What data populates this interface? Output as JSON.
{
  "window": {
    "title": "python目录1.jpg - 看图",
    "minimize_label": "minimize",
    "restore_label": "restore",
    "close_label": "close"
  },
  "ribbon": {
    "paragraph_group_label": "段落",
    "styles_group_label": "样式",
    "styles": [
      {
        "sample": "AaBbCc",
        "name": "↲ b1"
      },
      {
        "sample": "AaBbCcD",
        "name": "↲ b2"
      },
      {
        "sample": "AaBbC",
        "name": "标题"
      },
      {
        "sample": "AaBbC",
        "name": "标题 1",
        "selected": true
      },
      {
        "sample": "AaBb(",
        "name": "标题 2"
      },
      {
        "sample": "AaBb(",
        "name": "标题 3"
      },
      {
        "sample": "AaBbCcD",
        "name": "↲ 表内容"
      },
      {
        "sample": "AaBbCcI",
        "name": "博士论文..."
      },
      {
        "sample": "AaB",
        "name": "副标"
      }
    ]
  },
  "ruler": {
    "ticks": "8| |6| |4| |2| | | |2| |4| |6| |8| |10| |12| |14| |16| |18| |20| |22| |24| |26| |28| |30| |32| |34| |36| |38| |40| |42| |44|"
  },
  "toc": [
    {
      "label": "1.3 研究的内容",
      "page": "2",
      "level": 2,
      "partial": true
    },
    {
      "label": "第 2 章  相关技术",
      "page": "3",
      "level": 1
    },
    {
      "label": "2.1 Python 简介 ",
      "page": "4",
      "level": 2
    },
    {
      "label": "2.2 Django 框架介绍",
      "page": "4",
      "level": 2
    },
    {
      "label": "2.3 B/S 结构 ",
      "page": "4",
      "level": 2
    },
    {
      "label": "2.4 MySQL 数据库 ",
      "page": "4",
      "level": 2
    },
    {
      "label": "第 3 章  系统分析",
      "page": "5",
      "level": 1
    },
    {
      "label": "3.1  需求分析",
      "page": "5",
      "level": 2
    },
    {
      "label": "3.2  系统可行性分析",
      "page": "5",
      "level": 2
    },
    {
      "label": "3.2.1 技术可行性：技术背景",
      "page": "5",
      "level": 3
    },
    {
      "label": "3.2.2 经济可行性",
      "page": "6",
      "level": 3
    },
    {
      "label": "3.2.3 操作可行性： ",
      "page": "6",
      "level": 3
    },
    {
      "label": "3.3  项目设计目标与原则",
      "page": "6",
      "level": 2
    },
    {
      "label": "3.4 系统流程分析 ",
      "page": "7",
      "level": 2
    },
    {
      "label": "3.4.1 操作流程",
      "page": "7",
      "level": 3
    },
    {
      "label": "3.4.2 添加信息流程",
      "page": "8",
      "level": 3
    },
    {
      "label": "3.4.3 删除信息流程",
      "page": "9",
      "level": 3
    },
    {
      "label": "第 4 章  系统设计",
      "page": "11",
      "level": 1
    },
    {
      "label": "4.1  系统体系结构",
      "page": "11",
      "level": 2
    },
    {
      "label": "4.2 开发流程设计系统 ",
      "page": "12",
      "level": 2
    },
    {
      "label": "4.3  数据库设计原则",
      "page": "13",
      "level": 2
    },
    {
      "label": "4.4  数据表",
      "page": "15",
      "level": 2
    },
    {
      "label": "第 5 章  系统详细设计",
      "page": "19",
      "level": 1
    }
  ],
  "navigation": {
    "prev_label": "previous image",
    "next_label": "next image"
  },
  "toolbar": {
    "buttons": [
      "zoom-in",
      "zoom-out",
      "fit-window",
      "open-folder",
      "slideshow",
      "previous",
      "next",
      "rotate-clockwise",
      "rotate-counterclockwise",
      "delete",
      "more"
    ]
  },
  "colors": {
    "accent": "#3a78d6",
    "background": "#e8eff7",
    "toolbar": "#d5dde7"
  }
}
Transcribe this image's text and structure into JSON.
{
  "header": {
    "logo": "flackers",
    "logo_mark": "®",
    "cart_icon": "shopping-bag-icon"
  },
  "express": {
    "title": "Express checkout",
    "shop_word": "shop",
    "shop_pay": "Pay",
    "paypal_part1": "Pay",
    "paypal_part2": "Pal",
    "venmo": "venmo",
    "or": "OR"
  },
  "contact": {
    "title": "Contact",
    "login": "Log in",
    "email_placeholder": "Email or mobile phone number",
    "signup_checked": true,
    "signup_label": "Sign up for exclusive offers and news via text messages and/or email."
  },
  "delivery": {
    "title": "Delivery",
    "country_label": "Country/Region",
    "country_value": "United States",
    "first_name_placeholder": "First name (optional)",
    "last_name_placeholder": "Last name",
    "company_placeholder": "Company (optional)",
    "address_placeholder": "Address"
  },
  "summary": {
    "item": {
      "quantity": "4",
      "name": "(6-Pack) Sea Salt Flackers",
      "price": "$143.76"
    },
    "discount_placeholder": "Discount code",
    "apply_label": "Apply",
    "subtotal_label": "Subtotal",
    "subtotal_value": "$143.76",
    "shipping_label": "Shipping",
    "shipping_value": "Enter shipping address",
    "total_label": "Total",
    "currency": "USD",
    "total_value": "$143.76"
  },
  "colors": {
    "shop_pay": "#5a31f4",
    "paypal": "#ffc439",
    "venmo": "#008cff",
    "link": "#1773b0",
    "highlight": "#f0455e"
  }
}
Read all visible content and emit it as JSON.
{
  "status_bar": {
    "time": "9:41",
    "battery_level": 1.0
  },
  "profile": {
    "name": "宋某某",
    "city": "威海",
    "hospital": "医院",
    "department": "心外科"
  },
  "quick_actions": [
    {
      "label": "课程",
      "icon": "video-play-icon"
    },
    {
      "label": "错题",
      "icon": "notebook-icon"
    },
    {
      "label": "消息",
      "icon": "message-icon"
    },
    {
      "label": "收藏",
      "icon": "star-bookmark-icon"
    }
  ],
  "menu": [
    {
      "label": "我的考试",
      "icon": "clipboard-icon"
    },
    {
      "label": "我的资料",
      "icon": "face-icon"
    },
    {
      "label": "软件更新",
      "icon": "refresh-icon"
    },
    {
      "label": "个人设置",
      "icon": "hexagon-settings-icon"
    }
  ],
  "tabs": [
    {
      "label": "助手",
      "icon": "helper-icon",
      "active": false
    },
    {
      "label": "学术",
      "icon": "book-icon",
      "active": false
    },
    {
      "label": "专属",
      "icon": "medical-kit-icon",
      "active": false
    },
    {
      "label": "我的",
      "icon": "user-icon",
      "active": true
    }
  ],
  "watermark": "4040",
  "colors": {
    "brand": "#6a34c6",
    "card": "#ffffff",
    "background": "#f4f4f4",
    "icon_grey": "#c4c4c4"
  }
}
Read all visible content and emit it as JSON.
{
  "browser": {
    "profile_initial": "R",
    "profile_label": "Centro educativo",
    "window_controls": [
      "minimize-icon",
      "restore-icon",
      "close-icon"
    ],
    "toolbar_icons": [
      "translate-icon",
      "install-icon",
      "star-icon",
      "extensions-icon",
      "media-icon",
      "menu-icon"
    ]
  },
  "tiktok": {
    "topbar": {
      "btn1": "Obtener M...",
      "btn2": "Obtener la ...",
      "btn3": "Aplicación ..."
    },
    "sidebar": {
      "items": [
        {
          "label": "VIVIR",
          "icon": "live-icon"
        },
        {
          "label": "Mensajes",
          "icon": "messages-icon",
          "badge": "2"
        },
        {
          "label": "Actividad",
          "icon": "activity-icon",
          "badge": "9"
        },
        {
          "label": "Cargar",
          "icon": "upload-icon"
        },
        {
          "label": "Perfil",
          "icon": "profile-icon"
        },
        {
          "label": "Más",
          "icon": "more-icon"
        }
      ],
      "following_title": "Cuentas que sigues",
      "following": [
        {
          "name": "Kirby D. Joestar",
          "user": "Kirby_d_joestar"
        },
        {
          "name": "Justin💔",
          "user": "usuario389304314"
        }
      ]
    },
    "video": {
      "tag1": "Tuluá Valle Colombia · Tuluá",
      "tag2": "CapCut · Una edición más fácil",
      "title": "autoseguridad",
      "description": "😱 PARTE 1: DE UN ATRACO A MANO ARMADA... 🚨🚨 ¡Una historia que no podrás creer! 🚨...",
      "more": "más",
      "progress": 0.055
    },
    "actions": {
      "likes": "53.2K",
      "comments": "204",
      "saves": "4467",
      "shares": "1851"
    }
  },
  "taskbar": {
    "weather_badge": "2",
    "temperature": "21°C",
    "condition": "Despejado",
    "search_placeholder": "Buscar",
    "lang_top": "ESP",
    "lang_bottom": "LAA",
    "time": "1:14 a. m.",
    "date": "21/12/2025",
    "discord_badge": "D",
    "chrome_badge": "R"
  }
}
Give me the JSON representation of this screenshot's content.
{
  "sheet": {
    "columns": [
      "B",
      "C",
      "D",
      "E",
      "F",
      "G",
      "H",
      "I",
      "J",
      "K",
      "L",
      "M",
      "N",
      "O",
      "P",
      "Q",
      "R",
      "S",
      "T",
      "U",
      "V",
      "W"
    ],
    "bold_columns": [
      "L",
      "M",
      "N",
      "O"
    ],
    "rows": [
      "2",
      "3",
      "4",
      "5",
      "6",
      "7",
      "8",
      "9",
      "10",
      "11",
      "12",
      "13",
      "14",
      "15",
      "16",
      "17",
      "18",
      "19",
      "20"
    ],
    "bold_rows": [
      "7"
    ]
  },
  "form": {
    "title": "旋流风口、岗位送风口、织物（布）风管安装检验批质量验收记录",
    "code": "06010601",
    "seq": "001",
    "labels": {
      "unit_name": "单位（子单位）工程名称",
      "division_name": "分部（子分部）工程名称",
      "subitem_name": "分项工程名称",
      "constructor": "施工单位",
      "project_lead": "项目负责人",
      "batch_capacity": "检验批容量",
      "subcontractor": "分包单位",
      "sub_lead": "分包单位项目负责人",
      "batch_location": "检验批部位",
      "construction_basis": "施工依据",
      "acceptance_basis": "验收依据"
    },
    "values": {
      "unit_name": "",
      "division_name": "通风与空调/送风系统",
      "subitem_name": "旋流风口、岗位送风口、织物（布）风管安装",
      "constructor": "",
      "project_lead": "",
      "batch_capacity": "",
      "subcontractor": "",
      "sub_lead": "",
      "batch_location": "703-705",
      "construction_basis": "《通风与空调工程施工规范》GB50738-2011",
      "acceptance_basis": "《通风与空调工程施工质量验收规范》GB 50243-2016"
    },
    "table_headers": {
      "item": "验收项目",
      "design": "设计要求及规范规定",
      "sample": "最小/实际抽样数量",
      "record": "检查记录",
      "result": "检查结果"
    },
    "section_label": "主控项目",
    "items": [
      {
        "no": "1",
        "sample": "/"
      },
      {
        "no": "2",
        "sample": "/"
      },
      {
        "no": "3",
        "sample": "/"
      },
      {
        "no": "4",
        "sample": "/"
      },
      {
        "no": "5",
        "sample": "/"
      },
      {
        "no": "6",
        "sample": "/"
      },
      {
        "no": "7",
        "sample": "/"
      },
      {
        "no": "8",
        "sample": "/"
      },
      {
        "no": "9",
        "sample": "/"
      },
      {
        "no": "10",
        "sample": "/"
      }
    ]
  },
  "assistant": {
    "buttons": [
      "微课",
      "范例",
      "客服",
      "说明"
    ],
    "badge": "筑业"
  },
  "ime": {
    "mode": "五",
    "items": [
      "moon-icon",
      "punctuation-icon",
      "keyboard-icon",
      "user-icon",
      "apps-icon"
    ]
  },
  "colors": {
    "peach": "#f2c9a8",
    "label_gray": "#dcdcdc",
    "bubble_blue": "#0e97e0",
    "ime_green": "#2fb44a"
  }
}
:::
WHAT IS EXPECTED:
Pick out the lines above containing the word "minimize", then copy them.

SOLUTION BELOW:
    "minimize_label": "minimize",
      "minimize-icon",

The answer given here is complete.